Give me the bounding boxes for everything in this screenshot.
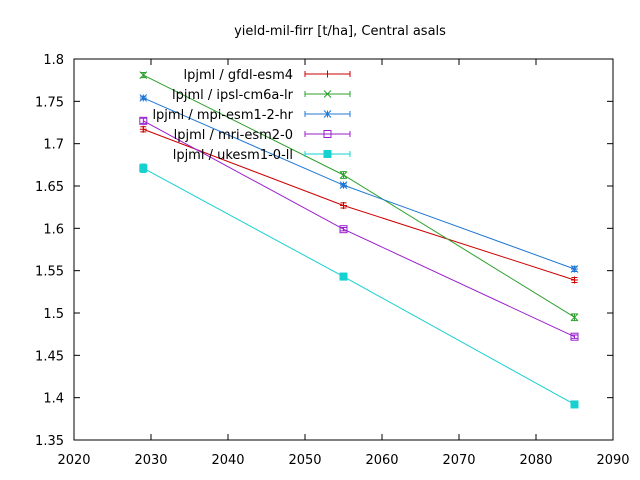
data-point	[570, 400, 579, 409]
y-tick-label: 1.6	[43, 222, 64, 237]
legend-errorbar	[304, 151, 351, 157]
data-point	[339, 225, 348, 234]
data-point	[339, 181, 348, 190]
legend-item-4: lpjml / mri-esm2-0	[174, 128, 351, 143]
error-bar	[340, 226, 347, 232]
legend: lpjml / gfdl-esm4 lpjml / ipsl-cm6a-lr lpj…	[152, 68, 351, 163]
x-tick-label: 2070	[442, 453, 475, 468]
data-point	[339, 272, 348, 281]
plot-area	[73, 58, 614, 441]
legend-item-3: lpjml / mpi-esm1-2-hr	[152, 108, 351, 123]
y-tick-label: 1.7	[43, 138, 64, 153]
series-5	[139, 163, 579, 409]
y-tick-label: 1.35	[35, 434, 64, 449]
legend-marker	[323, 110, 332, 118]
x-tick-label: 2030	[134, 453, 167, 468]
x-axis: 2020 2030 2040 2050 2060 2070 2080 2090	[57, 59, 630, 468]
x-tick-label: 2080	[519, 453, 552, 468]
series-1	[139, 125, 578, 284]
y-axis: 1.35 1.4 1.45 1.5 1.55 1.6 1.65 1.7 1.75 1.8	[35, 53, 613, 449]
data-point	[139, 94, 148, 102]
legend-marker	[324, 70, 331, 78]
legend-item-1: lpjml / gfdl-esm4	[184, 68, 351, 83]
legend-item-2: lpjml / ipsl-cm6a-lr	[172, 88, 351, 103]
legend-marker	[323, 130, 332, 138]
legend-label: lpjml / ipsl-cm6a-lr	[172, 88, 294, 103]
data-point	[139, 71, 148, 79]
y-tick-label: 1.65	[35, 180, 64, 195]
series-layer	[139, 71, 579, 409]
y-tick-label: 1.55	[35, 265, 64, 280]
legend-label: lpjml / mpi-esm1-2-hr	[152, 108, 293, 123]
data-point	[570, 265, 579, 273]
data-point	[570, 313, 579, 322]
data-point	[139, 116, 148, 125]
y-tick-label: 1.8	[43, 53, 64, 68]
legend-item-5: lpjml / ukesm1-0-ll	[173, 148, 351, 163]
data-point	[139, 164, 148, 173]
legend-errorbar	[304, 111, 351, 117]
series-4	[139, 116, 579, 341]
x-tick-label: 2040	[211, 453, 244, 468]
error-bar	[140, 117, 147, 124]
series-line	[143, 97, 575, 270]
legend-marker	[323, 90, 332, 98]
plot-frame	[73, 58, 614, 441]
y-tick-label: 1.75	[35, 95, 64, 110]
legend-label: lpjml / gfdl-esm4	[184, 68, 293, 83]
chart-title: yield-mil-firr [t/ha], Central asals	[234, 24, 446, 39]
x-tick-label: 2020	[57, 453, 90, 468]
legend-errorbar	[304, 91, 351, 97]
x-tick-label: 2060	[365, 453, 398, 468]
legend-errorbar	[304, 71, 351, 77]
series-2	[139, 71, 579, 322]
data-point	[339, 171, 348, 179]
y-tick-label: 1.4	[43, 392, 64, 407]
series-line	[143, 167, 575, 405]
x-tick-label: 2050	[288, 453, 321, 468]
series-3	[139, 94, 579, 273]
data-point	[340, 201, 347, 209]
legend-label: lpjml / ukesm1-0-ll	[173, 148, 293, 163]
y-tick-label: 1.5	[43, 307, 64, 322]
data-point	[139, 125, 147, 133]
legend-label: lpjml / mri-esm2-0	[174, 128, 293, 143]
x-tick-label: 2090	[596, 453, 629, 468]
error-bar	[571, 334, 578, 339]
legend-marker	[323, 150, 332, 158]
data-point	[571, 276, 578, 284]
data-point	[570, 332, 579, 341]
legend-errorbar	[304, 131, 351, 137]
y-tick-label: 1.45	[35, 349, 64, 364]
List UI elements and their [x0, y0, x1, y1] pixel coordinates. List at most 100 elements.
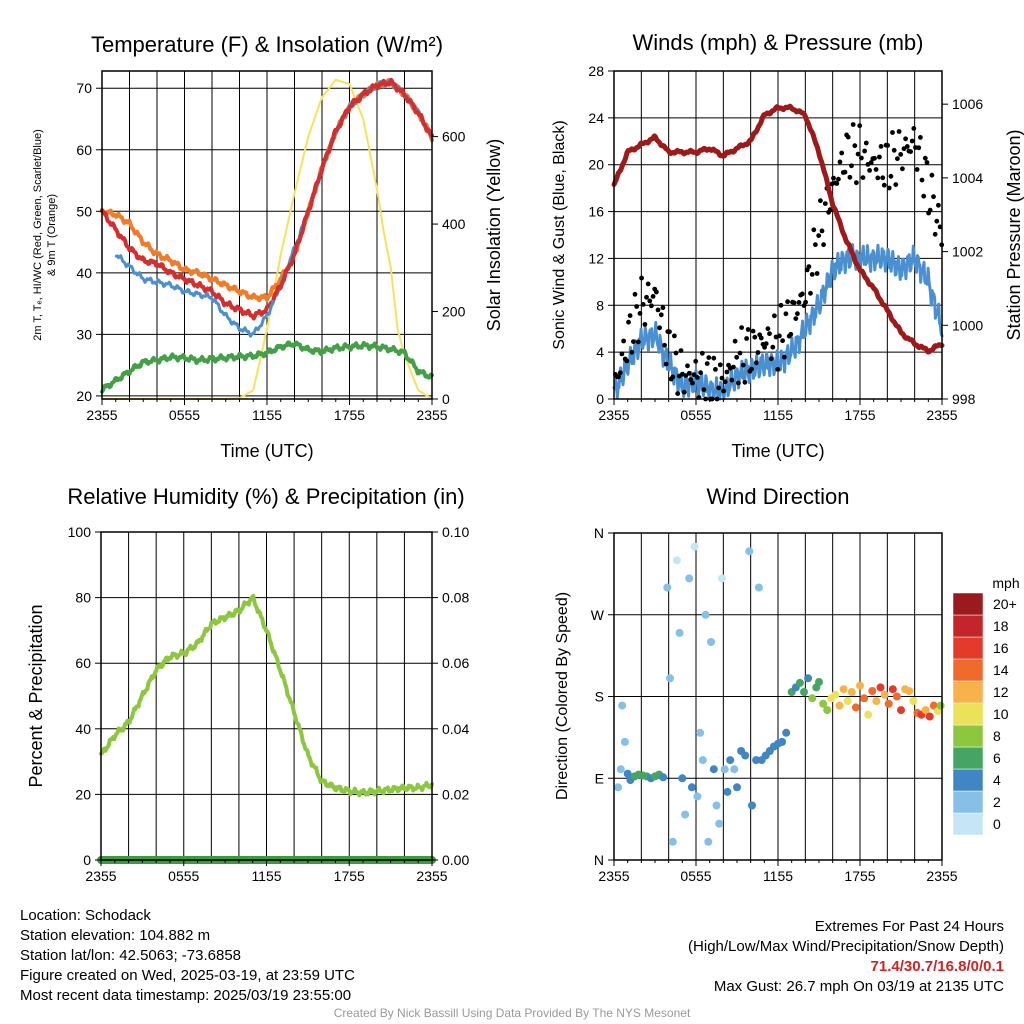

DIRECTIONS FOR THIS TASK: Copy the rows above with every "legend-errorbar" changed to "legend-error-bar" and everything else left as it is. Leave out the pictures.

WRITTEN RESPONSE:
Give me the bounding boxes for everything in this screenshot.
data-point	[570, 400, 579, 409]
y-tick-label: 1.6	[43, 222, 64, 237]
legend-error-bar	[304, 151, 351, 157]
data-point	[339, 225, 348, 234]
data-point	[339, 181, 348, 190]
legend-item-4: lpjml / mri-esm2-0	[174, 128, 351, 143]
error-bar	[340, 226, 347, 232]
legend: lpjml / gfdl-esm4 lpjml / ipsl-cm6a-lr lpj…	[152, 68, 351, 163]
x-tick-label: 2070	[442, 453, 475, 468]
data-point	[339, 272, 348, 281]
plot-area	[73, 58, 614, 441]
legend-item-3: lpjml / mpi-esm1-2-hr	[152, 108, 351, 123]
y-tick-label: 1.7	[43, 138, 64, 153]
series-5	[139, 163, 579, 409]
y-tick-label: 1.35	[35, 434, 64, 449]
legend-marker	[323, 110, 332, 118]
x-tick-label: 2030	[134, 453, 167, 468]
x-axis: 2020 2030 2040 2050 2060 2070 2080 2090	[57, 59, 630, 468]
x-tick-label: 2080	[519, 453, 552, 468]
series-1	[139, 125, 578, 284]
y-axis: 1.35 1.4 1.45 1.5 1.55 1.6 1.65 1.7 1.75 1.8	[35, 53, 613, 449]
data-point	[139, 94, 148, 102]
legend-marker	[324, 70, 331, 78]
legend-item-1: lpjml / gfdl-esm4	[184, 68, 351, 83]
legend-item-2: lpjml / ipsl-cm6a-lr	[172, 88, 351, 103]
legend-marker	[323, 130, 332, 138]
legend-label: lpjml / ipsl-cm6a-lr	[172, 88, 294, 103]
data-point	[139, 71, 148, 79]
y-tick-label: 1.65	[35, 180, 64, 195]
series-layer	[139, 71, 579, 409]
y-tick-label: 1.55	[35, 265, 64, 280]
legend-label: lpjml / mpi-esm1-2-hr	[152, 108, 293, 123]
data-point	[570, 265, 579, 273]
data-point	[570, 313, 579, 322]
data-point	[139, 116, 148, 125]
y-tick-label: 1.8	[43, 53, 64, 68]
legend-item-5: lpjml / ukesm1-0-ll	[173, 148, 351, 163]
data-point	[139, 164, 148, 173]
legend-error-bar	[304, 111, 351, 117]
series-4	[139, 116, 579, 341]
x-tick-label: 2040	[211, 453, 244, 468]
error-bar	[140, 117, 147, 124]
series-line	[143, 97, 575, 270]
legend-marker	[323, 90, 332, 98]
plot-frame	[73, 58, 614, 441]
y-tick-label: 1.75	[35, 95, 64, 110]
legend-label: lpjml / gfdl-esm4	[184, 68, 293, 83]
chart-title: yield-mil-firr [t/ha], Central asals	[234, 24, 446, 39]
x-tick-label: 2020	[57, 453, 90, 468]
legend-error-bar	[304, 91, 351, 97]
x-tick-label: 2060	[365, 453, 398, 468]
legend-error-bar	[304, 71, 351, 77]
series-2	[139, 71, 579, 322]
data-point	[339, 171, 348, 179]
y-tick-label: 1.4	[43, 392, 64, 407]
series-line	[143, 167, 575, 405]
x-tick-label: 2050	[288, 453, 321, 468]
series-3	[139, 94, 579, 273]
data-point	[340, 201, 347, 209]
legend-label: lpjml / ukesm1-0-ll	[173, 148, 293, 163]
y-tick-label: 1.5	[43, 307, 64, 322]
data-point	[139, 125, 147, 133]
legend-label: lpjml / mri-esm2-0	[174, 128, 293, 143]
x-tick-label: 2090	[596, 453, 629, 468]
error-bar	[571, 334, 578, 339]
legend-marker	[323, 150, 332, 158]
data-point	[571, 276, 578, 284]
data-point	[570, 332, 579, 341]
legend-error-bar	[304, 131, 351, 137]
y-tick-label: 1.45	[35, 349, 64, 364]
List UI elements and their [x0, y0, x1, y1] pixel coordinates. List at most 100 elements.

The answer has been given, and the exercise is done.